■ GOAL ■
Reproduce the listing below without any change.

■ AVAILABLE RECORDS ■
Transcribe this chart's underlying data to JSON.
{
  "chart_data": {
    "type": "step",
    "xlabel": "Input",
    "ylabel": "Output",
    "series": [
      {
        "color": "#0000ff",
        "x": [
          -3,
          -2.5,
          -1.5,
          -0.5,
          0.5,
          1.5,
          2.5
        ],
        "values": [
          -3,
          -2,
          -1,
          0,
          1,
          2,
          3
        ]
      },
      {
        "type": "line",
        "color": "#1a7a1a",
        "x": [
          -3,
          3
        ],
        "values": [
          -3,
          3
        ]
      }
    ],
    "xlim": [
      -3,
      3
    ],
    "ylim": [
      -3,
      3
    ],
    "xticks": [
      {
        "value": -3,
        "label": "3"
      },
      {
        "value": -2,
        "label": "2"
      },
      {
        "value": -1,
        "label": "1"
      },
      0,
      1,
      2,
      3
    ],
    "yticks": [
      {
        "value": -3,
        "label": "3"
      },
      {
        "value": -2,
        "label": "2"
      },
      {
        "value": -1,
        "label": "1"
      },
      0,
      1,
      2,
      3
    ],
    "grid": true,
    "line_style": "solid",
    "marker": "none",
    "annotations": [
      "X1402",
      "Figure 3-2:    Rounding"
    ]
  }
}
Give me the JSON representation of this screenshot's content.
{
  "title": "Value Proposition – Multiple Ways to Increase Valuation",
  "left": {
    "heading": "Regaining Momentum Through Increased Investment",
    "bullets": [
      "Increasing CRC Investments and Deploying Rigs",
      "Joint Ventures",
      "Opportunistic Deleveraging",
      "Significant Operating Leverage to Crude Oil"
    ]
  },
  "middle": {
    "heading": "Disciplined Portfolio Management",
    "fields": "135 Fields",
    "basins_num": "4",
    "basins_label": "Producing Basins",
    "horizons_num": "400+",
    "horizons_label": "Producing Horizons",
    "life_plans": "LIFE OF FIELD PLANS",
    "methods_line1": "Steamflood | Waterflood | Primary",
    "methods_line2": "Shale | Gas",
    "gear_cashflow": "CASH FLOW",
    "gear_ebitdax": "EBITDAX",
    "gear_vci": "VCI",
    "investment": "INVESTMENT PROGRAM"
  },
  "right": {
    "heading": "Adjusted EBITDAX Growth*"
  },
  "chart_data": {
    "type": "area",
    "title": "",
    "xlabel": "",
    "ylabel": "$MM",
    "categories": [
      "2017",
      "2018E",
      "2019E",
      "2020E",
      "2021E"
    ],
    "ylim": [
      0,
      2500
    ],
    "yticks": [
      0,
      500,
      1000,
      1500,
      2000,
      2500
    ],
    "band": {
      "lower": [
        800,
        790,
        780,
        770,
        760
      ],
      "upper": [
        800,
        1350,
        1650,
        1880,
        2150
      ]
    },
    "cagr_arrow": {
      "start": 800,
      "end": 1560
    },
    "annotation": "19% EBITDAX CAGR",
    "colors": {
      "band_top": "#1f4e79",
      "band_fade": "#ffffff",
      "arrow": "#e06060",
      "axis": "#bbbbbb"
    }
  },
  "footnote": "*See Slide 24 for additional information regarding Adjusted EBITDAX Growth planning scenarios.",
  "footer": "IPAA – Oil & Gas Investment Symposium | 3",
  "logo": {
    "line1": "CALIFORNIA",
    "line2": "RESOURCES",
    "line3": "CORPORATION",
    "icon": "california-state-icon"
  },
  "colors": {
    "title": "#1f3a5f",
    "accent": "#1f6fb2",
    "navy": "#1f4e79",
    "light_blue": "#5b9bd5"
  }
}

■ TASK OUTPUT ■
Transcribe this chart's underlying data to JSON.
{
  "chart_data": {
    "type": "step",
    "xlabel": "Input",
    "ylabel": "Output",
    "series": [
      {
        "color": "#0000ff",
        "x": [
          -3,
          -2.5,
          -1.5,
          -0.5,
          0.5,
          1.5,
          2.5
        ],
        "values": [
          -3,
          -2,
          -1,
          0,
          1,
          2,
          3
        ]
      },
      {
        "type": "line",
        "color": "#1a7a1a",
        "x": [
          -3,
          3
        ],
        "values": [
          -3,
          3
        ]
      }
    ],
    "xlim": [
      -3,
      3
    ],
    "ylim": [
      -3,
      3
    ],
    "xticks": [
      {
        "value": -3,
        "label": "3"
      },
      {
        "value": -2,
        "label": "2"
      },
      {
        "value": -1,
        "label": "1"
      },
      0,
      1,
      2,
      3
    ],
    "yticks": [
      {
        "value": -3,
        "label": "3"
      },
      {
        "value": -2,
        "label": "2"
      },
      {
        "value": -1,
        "label": "1"
      },
      0,
      1,
      2,
      3
    ],
    "grid": true,
    "line_style": "solid",
    "marker": "none",
    "annotations": [
      "X1402",
      "Figure 3-2:    Rounding"
    ]
  }
}
Give me the JSON representation of this screenshot's content.
{
  "title": "Value Proposition – Multiple Ways to Increase Valuation",
  "left": {
    "heading": "Regaining Momentum Through Increased Investment",
    "bullets": [
      "Increasing CRC Investments and Deploying Rigs",
      "Joint Ventures",
      "Opportunistic Deleveraging",
      "Significant Operating Leverage to Crude Oil"
    ]
  },
  "middle": {
    "heading": "Disciplined Portfolio Management",
    "fields": "135 Fields",
    "basins_num": "4",
    "basins_label": "Producing Basins",
    "horizons_num": "400+",
    "horizons_label": "Producing Horizons",
    "life_plans": "LIFE OF FIELD PLANS",
    "methods_line1": "Steamflood | Waterflood | Primary",
    "methods_line2": "Shale | Gas",
    "gear_cashflow": "CASH FLOW",
    "gear_ebitdax": "EBITDAX",
    "gear_vci": "VCI",
    "investment": "INVESTMENT PROGRAM"
  },
  "right": {
    "heading": "Adjusted EBITDAX Growth*"
  },
  "chart_data": {
    "type": "area",
    "title": "",
    "xlabel": "",
    "ylabel": "$MM",
    "categories": [
      "2017",
      "2018E",
      "2019E",
      "2020E",
      "2021E"
    ],
    "ylim": [
      0,
      2500
    ],
    "yticks": [
      0,
      500,
      1000,
      1500,
      2000,
      2500
    ],
    "band": {
      "lower": [
        800,
        790,
        780,
        770,
        760
      ],
      "upper": [
        800,
        1350,
        1650,
        1880,
        2150
      ]
    },
    "cagr_arrow": {
      "start": 800,
      "end": 1560
    },
    "annotation": "19% EBITDAX CAGR",
    "colors": {
      "band_top": "#1f4e79",
      "band_fade": "#ffffff",
      "arrow": "#e06060",
      "axis": "#bbbbbb"
    }
  },
  "footnote": "*See Slide 24 for additional information regarding Adjusted EBITDAX Growth planning scenarios.",
  "footer": "IPAA – Oil & Gas Investment Symposium | 3",
  "logo": {
    "line1": "CALIFORNIA",
    "line2": "RESOURCES",
    "line3": "CORPORATION",
    "icon": "california-state-icon"
  },
  "colors": {
    "title": "#1f3a5f",
    "accent": "#1f6fb2",
    "navy": "#1f4e79",
    "light_blue": "#5b9bd5"
  }
}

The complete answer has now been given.